[Spatial layout data]
|---|

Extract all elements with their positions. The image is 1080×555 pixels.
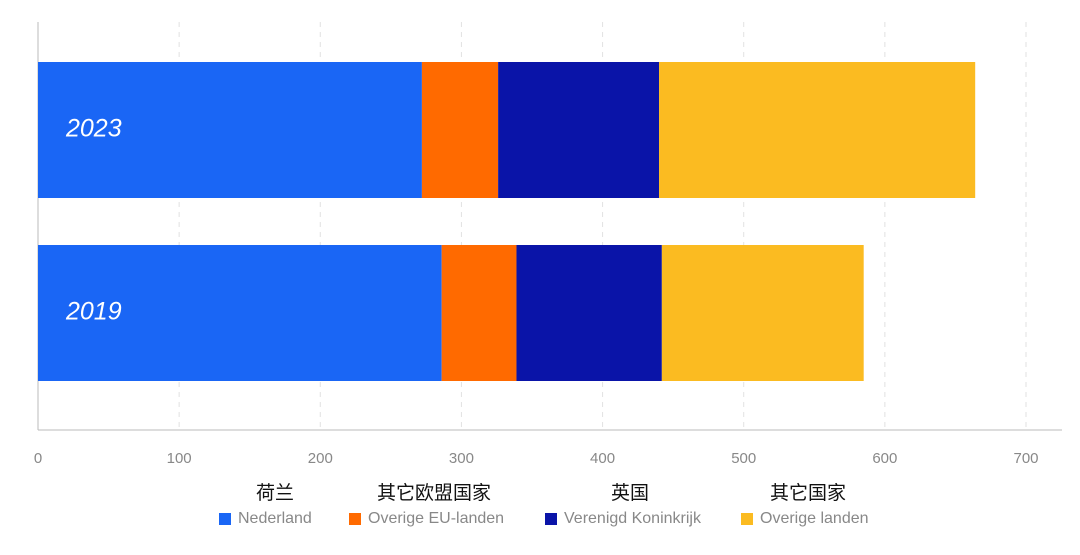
x-tick-label: 100 [167, 450, 192, 467]
x-tick-label: 200 [308, 450, 333, 467]
bar-segment [38, 62, 422, 198]
legend-swatch [545, 513, 557, 525]
legend-label-cn: 其它欧盟国家 [377, 482, 491, 504]
bar-segment [661, 245, 864, 381]
x-tick-label: 700 [1013, 450, 1038, 467]
legend-label: Overige landen [760, 510, 869, 527]
legend-swatch [219, 513, 231, 525]
bar-segment [421, 62, 499, 198]
legend-label: Verenigd Koninkrijk [564, 510, 702, 527]
bar-segment [516, 245, 662, 381]
bar-segment [441, 245, 517, 381]
category-label: 2023 [65, 115, 122, 143]
legend-swatch [349, 513, 361, 525]
x-tick-label: 400 [590, 450, 615, 467]
legend-label: Overige EU-landen [368, 510, 504, 527]
legend-label-cn: 其它国家 [770, 482, 846, 504]
x-tick-label: 300 [449, 450, 474, 467]
legend-label-cn: 荷兰 [256, 482, 294, 504]
category-label: 2019 [65, 298, 122, 326]
bar-segment [498, 62, 660, 198]
legend-label: Nederland [238, 510, 312, 527]
x-tick-label: 600 [872, 450, 897, 467]
legend-swatch [741, 513, 753, 525]
legend-label-cn: 英国 [611, 482, 649, 504]
bar-segment [38, 245, 442, 381]
x-tick-label: 0 [34, 450, 42, 467]
x-tick-label: 500 [731, 450, 756, 467]
bar-segment [659, 62, 976, 198]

|---|

### Set task
Copy out every line of the items above without changing any character, but leave out the pictures.

### Response for this exercise
Extract all elements with their positions. The image is 1080×555 pixels.
x-tick-label: 100 [167, 450, 192, 467]
x-tick-label: 200 [308, 450, 333, 467]
bar-segment [38, 62, 422, 198]
legend-swatch [545, 513, 557, 525]
legend-label-cn: 其它欧盟国家 [377, 482, 491, 504]
bar-segment [661, 245, 864, 381]
x-tick-label: 700 [1013, 450, 1038, 467]
legend-label: Overige landen [760, 510, 869, 527]
legend-swatch [219, 513, 231, 525]
bar-segment [421, 62, 499, 198]
legend-label: Verenigd Koninkrijk [564, 510, 702, 527]
bar-segment [516, 245, 662, 381]
bar-segment [441, 245, 517, 381]
category-label: 2023 [65, 115, 122, 143]
legend-swatch [349, 513, 361, 525]
x-tick-label: 400 [590, 450, 615, 467]
legend-label: Overige EU-landen [368, 510, 504, 527]
legend-label-cn: 其它国家 [770, 482, 846, 504]
x-tick-label: 300 [449, 450, 474, 467]
legend-label-cn: 荷兰 [256, 482, 294, 504]
category-label: 2019 [65, 298, 122, 326]
bar-segment [498, 62, 660, 198]
legend-label: Nederland [238, 510, 312, 527]
x-tick-label: 600 [872, 450, 897, 467]
legend-swatch [741, 513, 753, 525]
legend-label-cn: 英国 [611, 482, 649, 504]
bar-segment [38, 245, 442, 381]
x-tick-label: 0 [34, 450, 42, 467]
x-tick-label: 500 [731, 450, 756, 467]
bar-segment [659, 62, 976, 198]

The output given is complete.